--- Begin Records ---

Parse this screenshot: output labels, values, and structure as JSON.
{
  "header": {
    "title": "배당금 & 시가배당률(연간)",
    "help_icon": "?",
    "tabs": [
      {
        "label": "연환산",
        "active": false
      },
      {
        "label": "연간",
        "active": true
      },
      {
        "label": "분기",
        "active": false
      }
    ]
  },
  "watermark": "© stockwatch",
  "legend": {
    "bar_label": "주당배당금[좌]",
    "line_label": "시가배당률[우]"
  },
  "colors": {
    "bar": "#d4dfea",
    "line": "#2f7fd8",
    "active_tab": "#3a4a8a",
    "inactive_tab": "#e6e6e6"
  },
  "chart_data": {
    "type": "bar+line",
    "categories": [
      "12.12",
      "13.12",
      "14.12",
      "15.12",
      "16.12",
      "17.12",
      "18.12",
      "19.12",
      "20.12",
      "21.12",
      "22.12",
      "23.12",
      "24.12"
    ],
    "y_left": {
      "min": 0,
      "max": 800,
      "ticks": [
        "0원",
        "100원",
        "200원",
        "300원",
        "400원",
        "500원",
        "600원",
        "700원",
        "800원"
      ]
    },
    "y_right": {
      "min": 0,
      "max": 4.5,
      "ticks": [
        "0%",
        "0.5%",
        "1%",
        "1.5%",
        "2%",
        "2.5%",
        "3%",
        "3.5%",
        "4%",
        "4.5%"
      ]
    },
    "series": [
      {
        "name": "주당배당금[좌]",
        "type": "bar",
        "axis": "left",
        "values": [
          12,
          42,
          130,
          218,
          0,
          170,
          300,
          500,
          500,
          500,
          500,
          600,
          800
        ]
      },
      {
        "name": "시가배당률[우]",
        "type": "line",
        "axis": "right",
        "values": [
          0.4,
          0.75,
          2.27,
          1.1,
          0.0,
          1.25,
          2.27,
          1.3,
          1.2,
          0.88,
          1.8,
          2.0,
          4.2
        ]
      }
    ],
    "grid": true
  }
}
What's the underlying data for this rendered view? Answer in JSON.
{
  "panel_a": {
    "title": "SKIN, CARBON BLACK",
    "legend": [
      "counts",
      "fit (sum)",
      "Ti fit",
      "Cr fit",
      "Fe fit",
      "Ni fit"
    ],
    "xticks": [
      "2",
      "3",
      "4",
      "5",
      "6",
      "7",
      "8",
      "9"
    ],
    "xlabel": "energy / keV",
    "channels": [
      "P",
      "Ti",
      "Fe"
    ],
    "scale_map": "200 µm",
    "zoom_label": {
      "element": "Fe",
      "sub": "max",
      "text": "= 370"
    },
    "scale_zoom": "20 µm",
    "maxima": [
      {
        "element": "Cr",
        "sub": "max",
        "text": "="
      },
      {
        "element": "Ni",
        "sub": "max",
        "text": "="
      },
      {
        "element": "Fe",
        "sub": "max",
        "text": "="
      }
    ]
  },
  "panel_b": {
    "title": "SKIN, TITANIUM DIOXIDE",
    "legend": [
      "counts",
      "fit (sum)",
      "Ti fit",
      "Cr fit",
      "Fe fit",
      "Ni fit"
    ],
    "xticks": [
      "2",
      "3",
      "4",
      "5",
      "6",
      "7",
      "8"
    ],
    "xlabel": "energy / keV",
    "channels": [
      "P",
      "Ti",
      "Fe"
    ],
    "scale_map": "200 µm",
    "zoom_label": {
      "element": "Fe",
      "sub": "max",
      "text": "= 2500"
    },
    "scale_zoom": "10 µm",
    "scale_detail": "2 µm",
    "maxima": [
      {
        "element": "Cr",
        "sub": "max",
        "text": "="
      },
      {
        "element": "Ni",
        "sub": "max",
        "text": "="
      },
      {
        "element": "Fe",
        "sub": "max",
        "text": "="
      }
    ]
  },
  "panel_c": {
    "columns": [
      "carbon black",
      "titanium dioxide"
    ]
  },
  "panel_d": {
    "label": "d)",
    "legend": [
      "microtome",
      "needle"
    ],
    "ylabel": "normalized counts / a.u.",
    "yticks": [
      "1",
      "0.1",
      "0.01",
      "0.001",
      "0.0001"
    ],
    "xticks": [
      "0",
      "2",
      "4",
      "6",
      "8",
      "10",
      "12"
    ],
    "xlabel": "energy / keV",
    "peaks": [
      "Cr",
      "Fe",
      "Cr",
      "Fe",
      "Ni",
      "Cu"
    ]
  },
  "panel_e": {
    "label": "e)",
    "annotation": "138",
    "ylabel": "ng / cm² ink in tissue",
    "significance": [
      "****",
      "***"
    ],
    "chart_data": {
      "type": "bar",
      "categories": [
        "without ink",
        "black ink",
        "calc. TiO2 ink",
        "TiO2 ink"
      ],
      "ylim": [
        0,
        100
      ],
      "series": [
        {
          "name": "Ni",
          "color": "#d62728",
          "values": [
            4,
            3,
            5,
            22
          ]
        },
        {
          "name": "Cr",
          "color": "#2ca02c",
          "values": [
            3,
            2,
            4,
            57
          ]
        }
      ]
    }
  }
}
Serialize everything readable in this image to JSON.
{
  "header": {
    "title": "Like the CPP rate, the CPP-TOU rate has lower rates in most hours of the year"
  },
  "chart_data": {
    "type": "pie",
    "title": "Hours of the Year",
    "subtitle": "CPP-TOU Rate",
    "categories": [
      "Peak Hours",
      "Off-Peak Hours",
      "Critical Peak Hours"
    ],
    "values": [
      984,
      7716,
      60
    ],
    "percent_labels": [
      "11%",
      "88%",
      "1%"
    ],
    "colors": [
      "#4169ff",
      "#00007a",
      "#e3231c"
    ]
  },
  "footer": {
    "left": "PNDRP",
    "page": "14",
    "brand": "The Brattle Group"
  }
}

--- End Records ---

### Task instructions:
Your task is to repeat the data exactly, with nothing left out.

### Exercise solution:
Parse this screenshot: output labels, values, and structure as JSON.
{
  "header": {
    "title": "배당금 & 시가배당률(연간)",
    "help_icon": "?",
    "tabs": [
      {
        "label": "연환산",
        "active": false
      },
      {
        "label": "연간",
        "active": true
      },
      {
        "label": "분기",
        "active": false
      }
    ]
  },
  "watermark": "© stockwatch",
  "legend": {
    "bar_label": "주당배당금[좌]",
    "line_label": "시가배당률[우]"
  },
  "colors": {
    "bar": "#d4dfea",
    "line": "#2f7fd8",
    "active_tab": "#3a4a8a",
    "inactive_tab": "#e6e6e6"
  },
  "chart_data": {
    "type": "bar+line",
    "categories": [
      "12.12",
      "13.12",
      "14.12",
      "15.12",
      "16.12",
      "17.12",
      "18.12",
      "19.12",
      "20.12",
      "21.12",
      "22.12",
      "23.12",
      "24.12"
    ],
    "y_left": {
      "min": 0,
      "max": 800,
      "ticks": [
        "0원",
        "100원",
        "200원",
        "300원",
        "400원",
        "500원",
        "600원",
        "700원",
        "800원"
      ]
    },
    "y_right": {
      "min": 0,
      "max": 4.5,
      "ticks": [
        "0%",
        "0.5%",
        "1%",
        "1.5%",
        "2%",
        "2.5%",
        "3%",
        "3.5%",
        "4%",
        "4.5%"
      ]
    },
    "series": [
      {
        "name": "주당배당금[좌]",
        "type": "bar",
        "axis": "left",
        "values": [
          12,
          42,
          130,
          218,
          0,
          170,
          300,
          500,
          500,
          500,
          500,
          600,
          800
        ]
      },
      {
        "name": "시가배당률[우]",
        "type": "line",
        "axis": "right",
        "values": [
          0.4,
          0.75,
          2.27,
          1.1,
          0.0,
          1.25,
          2.27,
          1.3,
          1.2,
          0.88,
          1.8,
          2.0,
          4.2
        ]
      }
    ],
    "grid": true
  }
}
What's the underlying data for this rendered view? Answer in JSON.
{
  "panel_a": {
    "title": "SKIN, CARBON BLACK",
    "legend": [
      "counts",
      "fit (sum)",
      "Ti fit",
      "Cr fit",
      "Fe fit",
      "Ni fit"
    ],
    "xticks": [
      "2",
      "3",
      "4",
      "5",
      "6",
      "7",
      "8",
      "9"
    ],
    "xlabel": "energy / keV",
    "channels": [
      "P",
      "Ti",
      "Fe"
    ],
    "scale_map": "200 µm",
    "zoom_label": {
      "element": "Fe",
      "sub": "max",
      "text": "= 370"
    },
    "scale_zoom": "20 µm",
    "maxima": [
      {
        "element": "Cr",
        "sub": "max",
        "text": "="
      },
      {
        "element": "Ni",
        "sub": "max",
        "text": "="
      },
      {
        "element": "Fe",
        "sub": "max",
        "text": "="
      }
    ]
  },
  "panel_b": {
    "title": "SKIN, TITANIUM DIOXIDE",
    "legend": [
      "counts",
      "fit (sum)",
      "Ti fit",
      "Cr fit",
      "Fe fit",
      "Ni fit"
    ],
    "xticks": [
      "2",
      "3",
      "4",
      "5",
      "6",
      "7",
      "8"
    ],
    "xlabel": "energy / keV",
    "channels": [
      "P",
      "Ti",
      "Fe"
    ],
    "scale_map": "200 µm",
    "zoom_label": {
      "element": "Fe",
      "sub": "max",
      "text": "= 2500"
    },
    "scale_zoom": "10 µm",
    "scale_detail": "2 µm",
    "maxima": [
      {
        "element": "Cr",
        "sub": "max",
        "text": "="
      },
      {
        "element": "Ni",
        "sub": "max",
        "text": "="
      },
      {
        "element": "Fe",
        "sub": "max",
        "text": "="
      }
    ]
  },
  "panel_c": {
    "columns": [
      "carbon black",
      "titanium dioxide"
    ]
  },
  "panel_d": {
    "label": "d)",
    "legend": [
      "microtome",
      "needle"
    ],
    "ylabel": "normalized counts / a.u.",
    "yticks": [
      "1",
      "0.1",
      "0.01",
      "0.001",
      "0.0001"
    ],
    "xticks": [
      "0",
      "2",
      "4",
      "6",
      "8",
      "10",
      "12"
    ],
    "xlabel": "energy / keV",
    "peaks": [
      "Cr",
      "Fe",
      "Cr",
      "Fe",
      "Ni",
      "Cu"
    ]
  },
  "panel_e": {
    "label": "e)",
    "annotation": "138",
    "ylabel": "ng / cm² ink in tissue",
    "significance": [
      "****",
      "***"
    ],
    "chart_data": {
      "type": "bar",
      "categories": [
        "without ink",
        "black ink",
        "calc. TiO2 ink",
        "TiO2 ink"
      ],
      "ylim": [
        0,
        100
      ],
      "series": [
        {
          "name": "Ni",
          "color": "#d62728",
          "values": [
            4,
            3,
            5,
            22
          ]
        },
        {
          "name": "Cr",
          "color": "#2ca02c",
          "values": [
            3,
            2,
            4,
            57
          ]
        }
      ]
    }
  }
}
Serialize everything readable in this image to JSON.
{
  "header": {
    "title": "Like the CPP rate, the CPP-TOU rate has lower rates in most hours of the year"
  },
  "chart_data": {
    "type": "pie",
    "title": "Hours of the Year",
    "subtitle": "CPP-TOU Rate",
    "categories": [
      "Peak Hours",
      "Off-Peak Hours",
      "Critical Peak Hours"
    ],
    "values": [
      984,
      7716,
      60
    ],
    "percent_labels": [
      "11%",
      "88%",
      "1%"
    ],
    "colors": [
      "#4169ff",
      "#00007a",
      "#e3231c"
    ]
  },
  "footer": {
    "left": "PNDRP",
    "page": "14",
    "brand": "The Brattle Group"
  }
}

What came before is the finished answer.